#### PROMPT:
This exercise needs the complete data reproduced exactly.

(Transcript entries for document pages)

################

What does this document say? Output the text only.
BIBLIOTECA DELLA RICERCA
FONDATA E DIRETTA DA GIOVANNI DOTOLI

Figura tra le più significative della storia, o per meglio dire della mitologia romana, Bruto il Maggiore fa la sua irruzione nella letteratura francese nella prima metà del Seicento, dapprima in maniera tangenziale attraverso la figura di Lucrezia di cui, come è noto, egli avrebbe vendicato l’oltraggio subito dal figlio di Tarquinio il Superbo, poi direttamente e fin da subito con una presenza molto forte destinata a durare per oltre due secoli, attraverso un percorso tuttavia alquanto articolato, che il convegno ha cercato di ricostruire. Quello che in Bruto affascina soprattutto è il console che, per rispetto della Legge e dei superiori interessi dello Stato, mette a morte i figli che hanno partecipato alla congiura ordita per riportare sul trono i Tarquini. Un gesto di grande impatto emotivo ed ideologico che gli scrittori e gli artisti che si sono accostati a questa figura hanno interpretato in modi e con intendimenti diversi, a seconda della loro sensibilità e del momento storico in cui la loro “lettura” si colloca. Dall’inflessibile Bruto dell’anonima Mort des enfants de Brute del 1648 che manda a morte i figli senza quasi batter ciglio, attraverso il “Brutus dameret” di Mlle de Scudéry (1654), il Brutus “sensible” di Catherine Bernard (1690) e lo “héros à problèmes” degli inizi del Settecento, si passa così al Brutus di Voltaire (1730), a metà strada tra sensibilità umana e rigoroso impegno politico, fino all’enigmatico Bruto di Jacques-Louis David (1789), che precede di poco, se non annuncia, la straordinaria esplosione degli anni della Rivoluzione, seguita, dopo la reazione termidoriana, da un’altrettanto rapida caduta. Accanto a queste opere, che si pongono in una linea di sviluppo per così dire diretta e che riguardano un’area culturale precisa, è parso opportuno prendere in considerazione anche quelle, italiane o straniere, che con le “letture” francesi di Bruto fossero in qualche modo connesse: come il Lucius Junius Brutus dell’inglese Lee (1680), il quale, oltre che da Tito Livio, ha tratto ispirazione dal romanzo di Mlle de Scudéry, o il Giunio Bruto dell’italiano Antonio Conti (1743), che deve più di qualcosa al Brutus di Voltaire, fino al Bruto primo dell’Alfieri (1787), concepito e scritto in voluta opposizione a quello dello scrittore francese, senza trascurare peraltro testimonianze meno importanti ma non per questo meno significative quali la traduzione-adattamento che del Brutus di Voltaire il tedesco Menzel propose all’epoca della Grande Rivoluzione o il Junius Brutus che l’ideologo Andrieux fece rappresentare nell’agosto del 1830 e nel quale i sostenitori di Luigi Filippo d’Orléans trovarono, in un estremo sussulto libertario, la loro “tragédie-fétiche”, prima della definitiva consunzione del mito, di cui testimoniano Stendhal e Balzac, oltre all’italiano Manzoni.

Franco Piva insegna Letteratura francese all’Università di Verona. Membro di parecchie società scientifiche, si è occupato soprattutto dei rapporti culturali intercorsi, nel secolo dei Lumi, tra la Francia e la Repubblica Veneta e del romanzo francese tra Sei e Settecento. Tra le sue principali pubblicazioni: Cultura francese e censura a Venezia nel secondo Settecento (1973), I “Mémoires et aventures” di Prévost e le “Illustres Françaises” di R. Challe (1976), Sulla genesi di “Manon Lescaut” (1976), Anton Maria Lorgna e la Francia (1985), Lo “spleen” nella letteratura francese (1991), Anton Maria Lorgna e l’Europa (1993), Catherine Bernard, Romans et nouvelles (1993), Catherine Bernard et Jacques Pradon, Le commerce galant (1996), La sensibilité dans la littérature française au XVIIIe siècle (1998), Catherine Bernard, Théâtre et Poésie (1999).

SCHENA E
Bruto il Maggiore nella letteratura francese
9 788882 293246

################

#### YOUR SOLUTION:
What does this document say? Output the text only.
BIBLIOTECA DELLA RICERCA
FONDATA E DIRETTA DA GIOVANNI DOTOLI

Figura tra le più significative della storia, o per meglio dire della mitologia romana, Bruto il Maggiore fa la sua irruzione nella letteratura francese nella prima metà del Seicento, dapprima in maniera tangenziale attraverso la figura di Lucrezia di cui, come è noto, egli avrebbe vendicato l’oltraggio subito dal figlio di Tarquinio il Superbo, poi direttamente e fin da subito con una presenza molto forte destinata a durare per oltre due secoli, attraverso un percorso tuttavia alquanto articolato, che il convegno ha cercato di ricostruire. Quello che in Bruto affascina soprattutto è il console che, per rispetto della Legge e dei superiori interessi dello Stato, mette a morte i figli che hanno partecipato alla congiura ordita per riportare sul trono i Tarquini. Un gesto di grande impatto emotivo ed ideologico che gli scrittori e gli artisti che si sono accostati a questa figura hanno interpretato in modi e con intendimenti diversi, a seconda della loro sensibilità e del momento storico in cui la loro “lettura” si colloca. Dall’inflessibile Bruto dell’anonima Mort des enfants de Brute del 1648 che manda a morte i figli senza quasi batter ciglio, attraverso il “Brutus dameret” di Mlle de Scudéry (1654), il Brutus “sensible” di Catherine Bernard (1690) e lo “héros à problèmes” degli inizi del Settecento, si passa così al Brutus di Voltaire (1730), a metà strada tra sensibilità umana e rigoroso impegno politico, fino all’enigmatico Bruto di Jacques-Louis David (1789), che precede di poco, se non annuncia, la straordinaria esplosione degli anni della Rivoluzione, seguita, dopo la reazione termidoriana, da un’altrettanto rapida caduta. Accanto a queste opere, che si pongono in una linea di sviluppo per così dire diretta e che riguardano un’area culturale precisa, è parso opportuno prendere in considerazione anche quelle, italiane o straniere, che con le “letture” francesi di Bruto fossero in qualche modo connesse: come il Lucius Junius Brutus dell’inglese Lee (1680), il quale, oltre che da Tito Livio, ha tratto ispirazione dal romanzo di Mlle de Scudéry, o il Giunio Bruto dell’italiano Antonio Conti (1743), che deve più di qualcosa al Brutus di Voltaire, fino al Bruto primo dell’Alfieri (1787), concepito e scritto in voluta opposizione a quello dello scrittore francese, senza trascurare peraltro testimonianze meno importanti ma non per questo meno significative quali la traduzione-adattamento che del Brutus di Voltaire il tedesco Menzel propose all’epoca della Grande Rivoluzione o il Junius Brutus che l’ideologo Andrieux fece rappresentare nell’agosto del 1830 e nel quale i sostenitori di Luigi Filippo d’Orléans trovarono, in un estremo sussulto libertario, la loro “tragédie-fétiche”, prima della definitiva consunzione del mito, di cui testimoniano Stendhal e Balzac, oltre all’italiano Manzoni.

Franco Piva insegna Letteratura francese all’Università di Verona. Membro di parecchie società scientifiche, si è occupato soprattutto dei rapporti culturali intercorsi, nel secolo dei Lumi, tra la Francia e la Repubblica Veneta e del romanzo francese tra Sei e Settecento. Tra le sue principali pubblicazioni: Cultura francese e censura a Venezia nel secondo Settecento (1973), I “Mémoires et aventures” di Prévost e le “Illustres Françaises” di R. Challe (1976), Sulla genesi di “Manon Lescaut” (1976), Anton Maria Lorgna e la Francia (1985), Lo “spleen” nella letteratura francese (1991), Anton Maria Lorgna e l’Europa (1993), Catherine Bernard, Romans et nouvelles (1993), Catherine Bernard et Jacques Pradon, Le commerce galant (1996), La sensibilité dans la littérature française au XVIIIe siècle (1998), Catherine Bernard, Théâtre et Poésie (1999).

SCHENA E
Bruto il Maggiore nella letteratura francese
9 788882 293246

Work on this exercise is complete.